GOAL: State how many lines in the records hold the word "Total", giving the number and no other text.

DATA SUPPLIED:

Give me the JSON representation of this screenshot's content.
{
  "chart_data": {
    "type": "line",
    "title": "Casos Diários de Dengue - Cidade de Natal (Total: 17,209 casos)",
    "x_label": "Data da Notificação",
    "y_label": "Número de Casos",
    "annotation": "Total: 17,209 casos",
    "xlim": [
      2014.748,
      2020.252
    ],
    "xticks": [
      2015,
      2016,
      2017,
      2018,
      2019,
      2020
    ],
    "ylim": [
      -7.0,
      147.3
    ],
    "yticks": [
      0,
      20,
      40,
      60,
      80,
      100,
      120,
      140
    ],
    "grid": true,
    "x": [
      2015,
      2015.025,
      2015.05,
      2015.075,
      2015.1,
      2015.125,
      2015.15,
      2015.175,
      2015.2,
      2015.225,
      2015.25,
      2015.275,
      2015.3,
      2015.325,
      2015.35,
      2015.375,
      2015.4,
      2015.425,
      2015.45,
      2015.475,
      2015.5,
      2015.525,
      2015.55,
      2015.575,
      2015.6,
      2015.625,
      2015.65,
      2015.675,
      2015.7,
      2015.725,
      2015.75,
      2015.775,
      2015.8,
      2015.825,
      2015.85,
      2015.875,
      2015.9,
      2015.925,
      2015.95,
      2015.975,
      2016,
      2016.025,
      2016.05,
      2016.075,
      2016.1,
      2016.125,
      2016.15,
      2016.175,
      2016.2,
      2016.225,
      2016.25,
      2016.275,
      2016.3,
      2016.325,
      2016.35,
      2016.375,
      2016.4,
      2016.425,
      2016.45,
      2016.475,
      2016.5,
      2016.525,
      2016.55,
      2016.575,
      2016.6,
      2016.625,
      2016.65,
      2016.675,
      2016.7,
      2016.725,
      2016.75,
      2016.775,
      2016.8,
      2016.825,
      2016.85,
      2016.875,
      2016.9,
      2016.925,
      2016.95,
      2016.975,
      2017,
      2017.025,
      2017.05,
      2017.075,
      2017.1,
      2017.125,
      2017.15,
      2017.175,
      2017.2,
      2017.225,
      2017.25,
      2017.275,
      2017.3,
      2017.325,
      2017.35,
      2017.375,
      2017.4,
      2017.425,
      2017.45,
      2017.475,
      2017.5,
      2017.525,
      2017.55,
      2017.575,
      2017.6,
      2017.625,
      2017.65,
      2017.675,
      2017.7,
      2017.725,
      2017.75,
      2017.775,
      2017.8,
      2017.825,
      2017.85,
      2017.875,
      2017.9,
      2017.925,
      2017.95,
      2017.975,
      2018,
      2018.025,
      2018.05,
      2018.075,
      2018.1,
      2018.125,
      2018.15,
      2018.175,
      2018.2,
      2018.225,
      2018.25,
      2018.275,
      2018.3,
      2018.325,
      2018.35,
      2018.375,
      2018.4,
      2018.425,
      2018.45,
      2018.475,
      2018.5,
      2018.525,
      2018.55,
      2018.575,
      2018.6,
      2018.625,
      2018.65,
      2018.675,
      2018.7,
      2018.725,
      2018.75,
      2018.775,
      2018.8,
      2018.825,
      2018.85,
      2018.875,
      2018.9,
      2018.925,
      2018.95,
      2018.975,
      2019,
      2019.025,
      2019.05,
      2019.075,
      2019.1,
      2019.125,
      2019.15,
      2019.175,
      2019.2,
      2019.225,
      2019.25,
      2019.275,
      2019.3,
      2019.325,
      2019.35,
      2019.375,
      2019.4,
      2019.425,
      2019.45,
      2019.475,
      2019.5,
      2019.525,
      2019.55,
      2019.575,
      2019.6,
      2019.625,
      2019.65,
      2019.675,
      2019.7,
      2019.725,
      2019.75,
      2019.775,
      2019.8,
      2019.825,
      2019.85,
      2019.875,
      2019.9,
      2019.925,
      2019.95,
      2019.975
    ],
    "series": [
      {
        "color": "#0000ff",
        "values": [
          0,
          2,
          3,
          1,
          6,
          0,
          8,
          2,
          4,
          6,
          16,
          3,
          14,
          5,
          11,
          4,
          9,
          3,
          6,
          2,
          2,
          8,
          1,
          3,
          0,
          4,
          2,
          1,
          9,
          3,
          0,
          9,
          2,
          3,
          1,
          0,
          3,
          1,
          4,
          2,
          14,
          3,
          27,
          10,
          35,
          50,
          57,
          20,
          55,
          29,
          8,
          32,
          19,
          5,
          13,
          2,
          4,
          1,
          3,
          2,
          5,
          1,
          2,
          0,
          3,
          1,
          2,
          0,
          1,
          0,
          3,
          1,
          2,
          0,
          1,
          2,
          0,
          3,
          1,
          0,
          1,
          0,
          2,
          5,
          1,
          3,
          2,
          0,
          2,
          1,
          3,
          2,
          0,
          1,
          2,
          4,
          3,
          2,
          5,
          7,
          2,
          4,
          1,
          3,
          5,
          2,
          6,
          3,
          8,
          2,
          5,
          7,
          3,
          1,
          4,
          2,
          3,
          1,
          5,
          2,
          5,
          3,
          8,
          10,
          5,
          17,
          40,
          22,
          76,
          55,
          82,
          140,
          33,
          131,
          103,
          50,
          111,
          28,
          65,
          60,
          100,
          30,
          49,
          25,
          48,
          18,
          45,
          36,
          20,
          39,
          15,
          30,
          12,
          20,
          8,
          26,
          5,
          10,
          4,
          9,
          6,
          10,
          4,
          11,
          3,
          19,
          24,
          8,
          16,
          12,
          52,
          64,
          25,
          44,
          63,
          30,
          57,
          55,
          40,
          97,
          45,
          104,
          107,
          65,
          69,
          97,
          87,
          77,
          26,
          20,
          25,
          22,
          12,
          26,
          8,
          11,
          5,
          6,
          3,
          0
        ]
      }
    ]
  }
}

SOLUTION: 2